If a line in the listing contains "Output", copy it out whole.

++++ Input data ++++

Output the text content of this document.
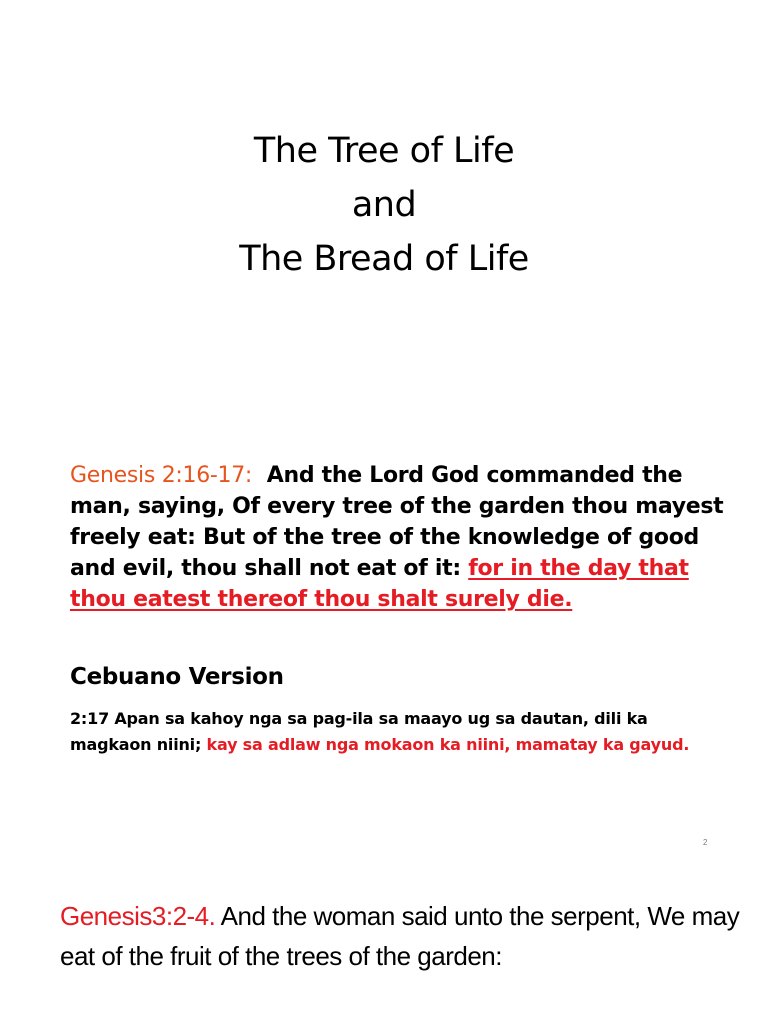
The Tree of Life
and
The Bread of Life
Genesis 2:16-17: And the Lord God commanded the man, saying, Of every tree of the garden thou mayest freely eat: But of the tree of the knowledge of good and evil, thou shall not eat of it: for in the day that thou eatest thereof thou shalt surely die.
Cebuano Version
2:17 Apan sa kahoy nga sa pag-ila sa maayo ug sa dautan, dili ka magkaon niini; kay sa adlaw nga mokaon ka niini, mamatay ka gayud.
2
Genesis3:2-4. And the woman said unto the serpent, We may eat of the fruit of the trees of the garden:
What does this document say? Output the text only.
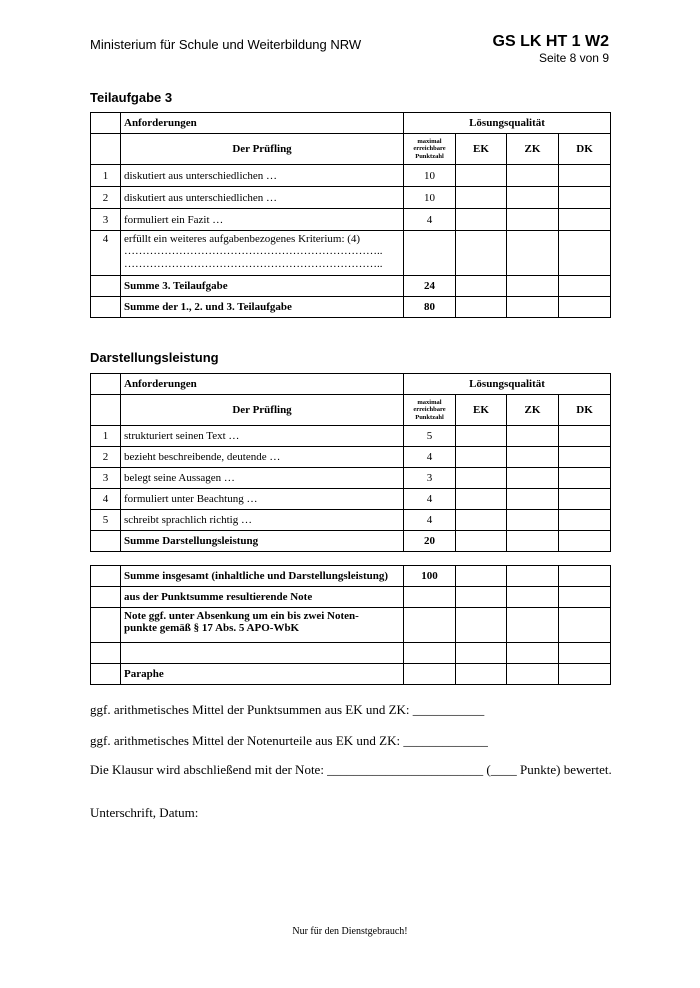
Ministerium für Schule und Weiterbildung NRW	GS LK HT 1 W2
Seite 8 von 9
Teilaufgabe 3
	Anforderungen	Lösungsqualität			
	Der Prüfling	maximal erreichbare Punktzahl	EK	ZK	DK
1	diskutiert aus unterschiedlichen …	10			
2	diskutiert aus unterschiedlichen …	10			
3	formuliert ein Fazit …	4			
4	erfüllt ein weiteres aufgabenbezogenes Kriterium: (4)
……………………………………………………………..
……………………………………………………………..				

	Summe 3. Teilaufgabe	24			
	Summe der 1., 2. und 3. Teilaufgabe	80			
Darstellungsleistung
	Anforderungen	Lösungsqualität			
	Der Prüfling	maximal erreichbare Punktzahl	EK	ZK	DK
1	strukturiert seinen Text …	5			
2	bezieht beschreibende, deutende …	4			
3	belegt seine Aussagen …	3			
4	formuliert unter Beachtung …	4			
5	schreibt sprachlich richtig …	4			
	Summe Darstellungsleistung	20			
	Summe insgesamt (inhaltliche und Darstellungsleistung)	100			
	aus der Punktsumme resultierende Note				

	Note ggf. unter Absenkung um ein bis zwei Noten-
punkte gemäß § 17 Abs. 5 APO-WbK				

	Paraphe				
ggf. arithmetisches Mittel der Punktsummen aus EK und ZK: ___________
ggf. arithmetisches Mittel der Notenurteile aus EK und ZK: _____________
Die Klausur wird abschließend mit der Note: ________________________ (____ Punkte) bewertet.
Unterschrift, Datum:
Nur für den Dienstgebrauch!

++++

**Final answer**
Output the text content of this document.
What does this document say? Output the text only.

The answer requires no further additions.